§ **Task prompt**: All lines in the data bearing the string "screenshot" should be identified and copied.

========================================

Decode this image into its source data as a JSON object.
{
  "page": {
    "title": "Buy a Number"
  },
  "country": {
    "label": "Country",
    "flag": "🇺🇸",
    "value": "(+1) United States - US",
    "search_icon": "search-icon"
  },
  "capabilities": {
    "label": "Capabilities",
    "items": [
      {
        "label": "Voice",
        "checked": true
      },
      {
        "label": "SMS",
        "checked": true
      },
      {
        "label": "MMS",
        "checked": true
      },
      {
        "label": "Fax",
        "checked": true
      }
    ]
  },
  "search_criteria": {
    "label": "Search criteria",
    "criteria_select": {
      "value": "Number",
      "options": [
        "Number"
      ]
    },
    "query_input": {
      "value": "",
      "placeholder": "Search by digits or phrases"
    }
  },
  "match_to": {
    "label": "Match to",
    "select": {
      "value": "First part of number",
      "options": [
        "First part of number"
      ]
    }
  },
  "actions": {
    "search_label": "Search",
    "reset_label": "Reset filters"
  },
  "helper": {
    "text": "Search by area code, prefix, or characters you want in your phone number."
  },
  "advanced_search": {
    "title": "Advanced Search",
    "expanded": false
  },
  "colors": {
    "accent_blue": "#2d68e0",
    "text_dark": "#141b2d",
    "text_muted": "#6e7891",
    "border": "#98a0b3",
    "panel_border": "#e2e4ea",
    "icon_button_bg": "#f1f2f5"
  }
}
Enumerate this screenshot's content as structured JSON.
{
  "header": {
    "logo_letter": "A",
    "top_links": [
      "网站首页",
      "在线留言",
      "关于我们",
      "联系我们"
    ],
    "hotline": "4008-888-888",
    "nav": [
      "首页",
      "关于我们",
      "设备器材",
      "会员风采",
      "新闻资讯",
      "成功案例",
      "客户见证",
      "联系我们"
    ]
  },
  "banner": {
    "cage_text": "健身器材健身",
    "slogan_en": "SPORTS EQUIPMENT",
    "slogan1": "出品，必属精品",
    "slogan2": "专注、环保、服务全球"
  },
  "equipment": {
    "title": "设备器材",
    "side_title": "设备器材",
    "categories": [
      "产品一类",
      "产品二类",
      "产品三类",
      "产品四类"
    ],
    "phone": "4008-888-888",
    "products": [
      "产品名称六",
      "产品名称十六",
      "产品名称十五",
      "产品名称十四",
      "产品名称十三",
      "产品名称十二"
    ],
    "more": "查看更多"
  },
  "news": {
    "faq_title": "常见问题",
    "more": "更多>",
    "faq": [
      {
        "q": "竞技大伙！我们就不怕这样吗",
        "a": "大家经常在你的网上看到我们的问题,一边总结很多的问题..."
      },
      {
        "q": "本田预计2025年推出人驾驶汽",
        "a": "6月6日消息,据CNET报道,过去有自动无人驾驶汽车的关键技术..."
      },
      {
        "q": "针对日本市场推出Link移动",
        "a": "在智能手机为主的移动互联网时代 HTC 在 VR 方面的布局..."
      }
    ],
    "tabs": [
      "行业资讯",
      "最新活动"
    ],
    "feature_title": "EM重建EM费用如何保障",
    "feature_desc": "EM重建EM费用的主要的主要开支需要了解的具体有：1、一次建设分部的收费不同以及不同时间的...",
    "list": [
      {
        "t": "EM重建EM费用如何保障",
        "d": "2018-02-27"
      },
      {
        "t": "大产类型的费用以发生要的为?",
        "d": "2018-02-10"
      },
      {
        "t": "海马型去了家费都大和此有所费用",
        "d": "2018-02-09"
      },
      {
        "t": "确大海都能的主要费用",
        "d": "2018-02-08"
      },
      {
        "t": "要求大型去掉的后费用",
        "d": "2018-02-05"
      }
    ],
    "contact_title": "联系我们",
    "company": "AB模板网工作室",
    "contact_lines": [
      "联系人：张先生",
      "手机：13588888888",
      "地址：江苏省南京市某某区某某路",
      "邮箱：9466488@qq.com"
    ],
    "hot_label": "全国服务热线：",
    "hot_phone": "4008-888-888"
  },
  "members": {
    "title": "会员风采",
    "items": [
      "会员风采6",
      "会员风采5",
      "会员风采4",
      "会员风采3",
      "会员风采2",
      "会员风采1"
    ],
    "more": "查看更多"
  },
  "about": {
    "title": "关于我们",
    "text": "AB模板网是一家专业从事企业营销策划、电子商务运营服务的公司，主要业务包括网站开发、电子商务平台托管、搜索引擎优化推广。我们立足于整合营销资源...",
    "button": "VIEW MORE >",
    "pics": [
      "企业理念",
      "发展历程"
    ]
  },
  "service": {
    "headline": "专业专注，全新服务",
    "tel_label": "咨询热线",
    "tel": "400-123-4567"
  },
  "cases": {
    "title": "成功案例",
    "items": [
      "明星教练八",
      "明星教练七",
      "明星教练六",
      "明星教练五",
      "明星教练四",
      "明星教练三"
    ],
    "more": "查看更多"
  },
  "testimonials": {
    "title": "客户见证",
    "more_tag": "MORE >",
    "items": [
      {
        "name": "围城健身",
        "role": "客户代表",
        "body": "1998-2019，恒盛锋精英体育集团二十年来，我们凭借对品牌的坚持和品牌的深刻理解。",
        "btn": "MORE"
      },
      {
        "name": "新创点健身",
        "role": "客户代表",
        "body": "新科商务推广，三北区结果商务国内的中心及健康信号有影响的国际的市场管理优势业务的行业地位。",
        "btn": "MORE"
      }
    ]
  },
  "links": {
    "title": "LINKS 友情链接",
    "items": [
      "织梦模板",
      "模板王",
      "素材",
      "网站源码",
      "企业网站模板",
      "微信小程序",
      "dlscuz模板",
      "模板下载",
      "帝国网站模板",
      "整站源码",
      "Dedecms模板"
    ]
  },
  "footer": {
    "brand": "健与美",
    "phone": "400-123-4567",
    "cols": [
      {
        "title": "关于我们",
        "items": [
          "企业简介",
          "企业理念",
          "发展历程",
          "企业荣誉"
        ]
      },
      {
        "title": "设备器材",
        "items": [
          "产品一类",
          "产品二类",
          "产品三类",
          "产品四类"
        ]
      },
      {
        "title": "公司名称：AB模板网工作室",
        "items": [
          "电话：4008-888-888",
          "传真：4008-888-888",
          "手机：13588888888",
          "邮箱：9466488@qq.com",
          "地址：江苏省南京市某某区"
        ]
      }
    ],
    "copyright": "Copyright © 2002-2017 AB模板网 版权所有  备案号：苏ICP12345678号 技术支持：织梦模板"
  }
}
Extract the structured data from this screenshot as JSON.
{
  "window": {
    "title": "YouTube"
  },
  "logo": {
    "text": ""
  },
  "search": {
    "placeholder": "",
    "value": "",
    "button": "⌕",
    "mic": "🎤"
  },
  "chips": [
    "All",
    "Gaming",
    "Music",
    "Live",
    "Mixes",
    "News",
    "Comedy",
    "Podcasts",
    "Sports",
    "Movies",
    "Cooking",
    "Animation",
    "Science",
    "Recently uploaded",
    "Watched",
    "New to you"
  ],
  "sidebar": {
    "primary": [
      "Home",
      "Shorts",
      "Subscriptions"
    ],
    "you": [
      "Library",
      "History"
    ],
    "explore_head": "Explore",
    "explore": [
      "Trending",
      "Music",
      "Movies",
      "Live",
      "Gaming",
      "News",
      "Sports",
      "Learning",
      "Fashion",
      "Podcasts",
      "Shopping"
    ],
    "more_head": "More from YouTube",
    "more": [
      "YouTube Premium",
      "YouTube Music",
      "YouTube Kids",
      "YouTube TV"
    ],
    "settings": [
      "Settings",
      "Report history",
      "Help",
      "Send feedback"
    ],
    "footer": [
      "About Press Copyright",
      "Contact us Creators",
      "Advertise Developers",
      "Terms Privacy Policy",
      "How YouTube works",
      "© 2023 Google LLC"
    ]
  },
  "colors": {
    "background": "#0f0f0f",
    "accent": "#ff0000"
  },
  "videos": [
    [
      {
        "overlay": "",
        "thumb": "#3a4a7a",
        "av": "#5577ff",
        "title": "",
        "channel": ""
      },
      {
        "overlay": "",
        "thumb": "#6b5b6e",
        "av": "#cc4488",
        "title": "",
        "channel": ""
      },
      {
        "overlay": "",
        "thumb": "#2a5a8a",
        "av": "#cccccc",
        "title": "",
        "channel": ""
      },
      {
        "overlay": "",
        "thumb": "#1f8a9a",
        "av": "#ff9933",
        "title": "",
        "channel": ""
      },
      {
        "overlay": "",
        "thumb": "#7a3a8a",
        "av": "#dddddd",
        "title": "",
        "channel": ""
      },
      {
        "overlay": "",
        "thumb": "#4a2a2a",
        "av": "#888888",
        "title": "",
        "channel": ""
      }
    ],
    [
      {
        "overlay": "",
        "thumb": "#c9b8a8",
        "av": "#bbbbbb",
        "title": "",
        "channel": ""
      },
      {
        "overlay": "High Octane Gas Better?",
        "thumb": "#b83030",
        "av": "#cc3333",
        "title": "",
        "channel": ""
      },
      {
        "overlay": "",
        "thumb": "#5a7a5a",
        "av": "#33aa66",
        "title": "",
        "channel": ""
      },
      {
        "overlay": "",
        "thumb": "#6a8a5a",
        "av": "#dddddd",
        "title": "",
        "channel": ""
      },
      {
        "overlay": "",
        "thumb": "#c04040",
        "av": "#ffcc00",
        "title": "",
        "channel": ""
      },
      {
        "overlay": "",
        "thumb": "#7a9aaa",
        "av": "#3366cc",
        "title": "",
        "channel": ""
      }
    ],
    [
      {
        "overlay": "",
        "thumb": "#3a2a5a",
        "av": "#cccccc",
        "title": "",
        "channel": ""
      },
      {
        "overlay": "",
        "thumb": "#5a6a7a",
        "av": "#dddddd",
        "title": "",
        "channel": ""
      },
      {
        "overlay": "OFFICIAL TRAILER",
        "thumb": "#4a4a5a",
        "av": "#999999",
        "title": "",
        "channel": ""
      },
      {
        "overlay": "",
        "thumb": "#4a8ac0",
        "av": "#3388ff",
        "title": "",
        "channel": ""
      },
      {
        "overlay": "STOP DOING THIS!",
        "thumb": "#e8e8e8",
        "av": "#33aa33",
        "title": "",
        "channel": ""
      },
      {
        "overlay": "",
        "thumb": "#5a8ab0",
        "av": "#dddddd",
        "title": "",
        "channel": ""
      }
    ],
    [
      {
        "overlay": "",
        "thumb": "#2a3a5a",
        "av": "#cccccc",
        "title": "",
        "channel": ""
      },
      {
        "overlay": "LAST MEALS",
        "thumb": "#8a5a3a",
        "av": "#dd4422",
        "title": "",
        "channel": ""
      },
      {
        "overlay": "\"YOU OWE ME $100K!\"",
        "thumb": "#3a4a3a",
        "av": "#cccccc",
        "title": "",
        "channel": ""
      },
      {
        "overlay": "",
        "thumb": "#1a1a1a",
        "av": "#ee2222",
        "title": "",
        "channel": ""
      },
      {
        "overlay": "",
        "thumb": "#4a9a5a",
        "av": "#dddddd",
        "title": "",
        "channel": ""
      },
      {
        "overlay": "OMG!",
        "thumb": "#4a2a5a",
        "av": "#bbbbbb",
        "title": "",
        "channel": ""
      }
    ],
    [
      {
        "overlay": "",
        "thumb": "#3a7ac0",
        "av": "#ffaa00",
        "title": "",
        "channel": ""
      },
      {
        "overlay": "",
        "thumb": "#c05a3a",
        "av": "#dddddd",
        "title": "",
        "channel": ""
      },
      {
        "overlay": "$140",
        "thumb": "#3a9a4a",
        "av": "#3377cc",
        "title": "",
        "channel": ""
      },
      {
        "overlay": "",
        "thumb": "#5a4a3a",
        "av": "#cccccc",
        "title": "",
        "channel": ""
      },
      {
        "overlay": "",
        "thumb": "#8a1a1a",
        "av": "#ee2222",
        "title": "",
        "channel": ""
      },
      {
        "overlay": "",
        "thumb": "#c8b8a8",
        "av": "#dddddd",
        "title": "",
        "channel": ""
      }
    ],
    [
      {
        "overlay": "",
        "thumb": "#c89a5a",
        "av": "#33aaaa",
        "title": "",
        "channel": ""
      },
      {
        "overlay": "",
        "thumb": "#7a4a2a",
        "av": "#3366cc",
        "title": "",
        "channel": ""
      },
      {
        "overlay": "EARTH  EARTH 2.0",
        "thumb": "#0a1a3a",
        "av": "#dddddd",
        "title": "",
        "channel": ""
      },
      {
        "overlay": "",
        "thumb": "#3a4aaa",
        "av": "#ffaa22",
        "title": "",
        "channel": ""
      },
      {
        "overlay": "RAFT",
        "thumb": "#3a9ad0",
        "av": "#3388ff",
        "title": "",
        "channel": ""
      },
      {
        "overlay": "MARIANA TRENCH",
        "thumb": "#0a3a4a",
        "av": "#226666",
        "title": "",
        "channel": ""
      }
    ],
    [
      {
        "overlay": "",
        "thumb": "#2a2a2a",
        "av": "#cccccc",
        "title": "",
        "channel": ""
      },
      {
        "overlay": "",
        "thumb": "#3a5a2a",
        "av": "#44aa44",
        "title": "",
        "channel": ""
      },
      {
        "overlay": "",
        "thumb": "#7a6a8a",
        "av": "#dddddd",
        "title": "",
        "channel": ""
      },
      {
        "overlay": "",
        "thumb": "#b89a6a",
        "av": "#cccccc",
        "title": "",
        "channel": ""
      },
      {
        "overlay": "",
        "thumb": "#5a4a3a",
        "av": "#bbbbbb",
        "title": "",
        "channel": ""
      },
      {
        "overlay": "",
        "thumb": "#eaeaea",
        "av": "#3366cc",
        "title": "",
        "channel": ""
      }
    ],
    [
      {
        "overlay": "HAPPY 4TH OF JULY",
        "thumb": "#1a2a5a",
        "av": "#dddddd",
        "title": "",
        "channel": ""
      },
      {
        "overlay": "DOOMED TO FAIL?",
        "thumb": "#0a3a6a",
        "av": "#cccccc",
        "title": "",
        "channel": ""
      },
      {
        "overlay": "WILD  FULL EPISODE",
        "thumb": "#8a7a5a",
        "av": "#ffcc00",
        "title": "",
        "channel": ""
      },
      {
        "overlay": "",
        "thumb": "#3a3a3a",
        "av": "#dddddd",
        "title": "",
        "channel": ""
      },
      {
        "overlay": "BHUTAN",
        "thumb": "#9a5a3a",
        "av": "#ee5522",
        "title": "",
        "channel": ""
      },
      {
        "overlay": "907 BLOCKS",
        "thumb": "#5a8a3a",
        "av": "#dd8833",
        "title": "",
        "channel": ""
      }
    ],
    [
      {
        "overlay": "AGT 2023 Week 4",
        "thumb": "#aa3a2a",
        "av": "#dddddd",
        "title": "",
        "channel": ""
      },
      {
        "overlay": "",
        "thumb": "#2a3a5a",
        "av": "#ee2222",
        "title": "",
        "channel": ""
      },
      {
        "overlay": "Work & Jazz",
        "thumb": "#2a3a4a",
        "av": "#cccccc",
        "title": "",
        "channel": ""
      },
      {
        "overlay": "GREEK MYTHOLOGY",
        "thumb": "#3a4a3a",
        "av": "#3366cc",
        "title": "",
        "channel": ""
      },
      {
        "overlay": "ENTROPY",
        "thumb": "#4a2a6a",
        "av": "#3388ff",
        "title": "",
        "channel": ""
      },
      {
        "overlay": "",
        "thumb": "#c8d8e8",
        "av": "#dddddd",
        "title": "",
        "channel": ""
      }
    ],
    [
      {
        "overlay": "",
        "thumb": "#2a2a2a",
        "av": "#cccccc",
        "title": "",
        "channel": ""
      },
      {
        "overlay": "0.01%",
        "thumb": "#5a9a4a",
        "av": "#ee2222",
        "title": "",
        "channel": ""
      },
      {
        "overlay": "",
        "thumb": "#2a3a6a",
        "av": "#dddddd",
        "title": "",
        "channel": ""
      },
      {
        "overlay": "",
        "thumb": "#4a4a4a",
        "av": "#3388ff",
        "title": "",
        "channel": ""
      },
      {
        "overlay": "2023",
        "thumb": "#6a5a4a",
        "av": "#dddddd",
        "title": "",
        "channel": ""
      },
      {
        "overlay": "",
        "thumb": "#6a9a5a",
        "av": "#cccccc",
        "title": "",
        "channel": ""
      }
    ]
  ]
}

========================================

§ **Response for this exercise**:
Enumerate this screenshot's content as structured JSON.
Extract the structured data from this screenshot as JSON.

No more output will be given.